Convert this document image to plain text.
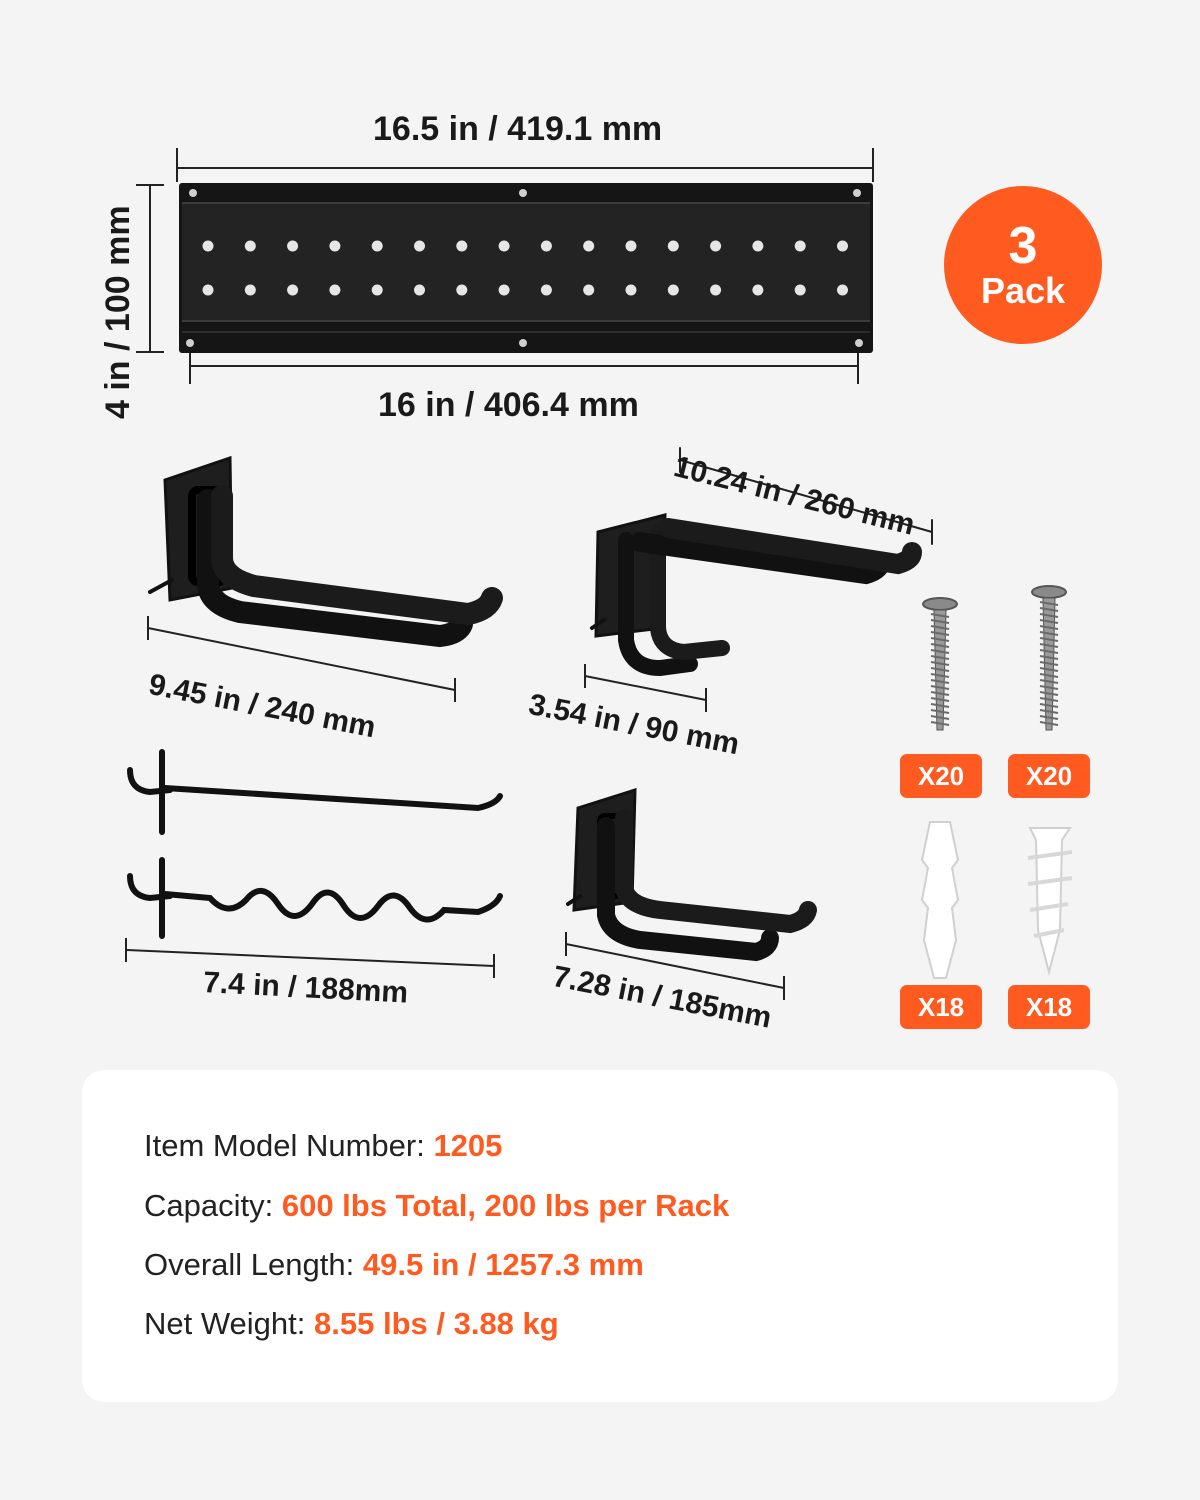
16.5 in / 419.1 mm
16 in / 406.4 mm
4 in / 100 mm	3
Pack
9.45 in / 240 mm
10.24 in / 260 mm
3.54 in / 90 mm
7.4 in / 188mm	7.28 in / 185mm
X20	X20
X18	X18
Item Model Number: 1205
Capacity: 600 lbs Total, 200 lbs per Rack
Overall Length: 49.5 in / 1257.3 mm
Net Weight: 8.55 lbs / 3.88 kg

══════════

- DIRECTIONS -
Repeat all the records above exactly, leaving out any pictures.

- COMPLETE ANSWER -
Convert this document image to plain text.
16.5 in / 419.1 mm
16 in / 406.4 mm
4 in / 100 mm	3
Pack
9.45 in / 240 mm
10.24 in / 260 mm
3.54 in / 90 mm
7.4 in / 188mm	7.28 in / 185mm
X20	X20
X18	X18
Item Model Number: 1205
Capacity: 600 lbs Total, 200 lbs per Rack
Overall Length: 49.5 in / 1257.3 mm
Net Weight: 8.55 lbs / 3.88 kg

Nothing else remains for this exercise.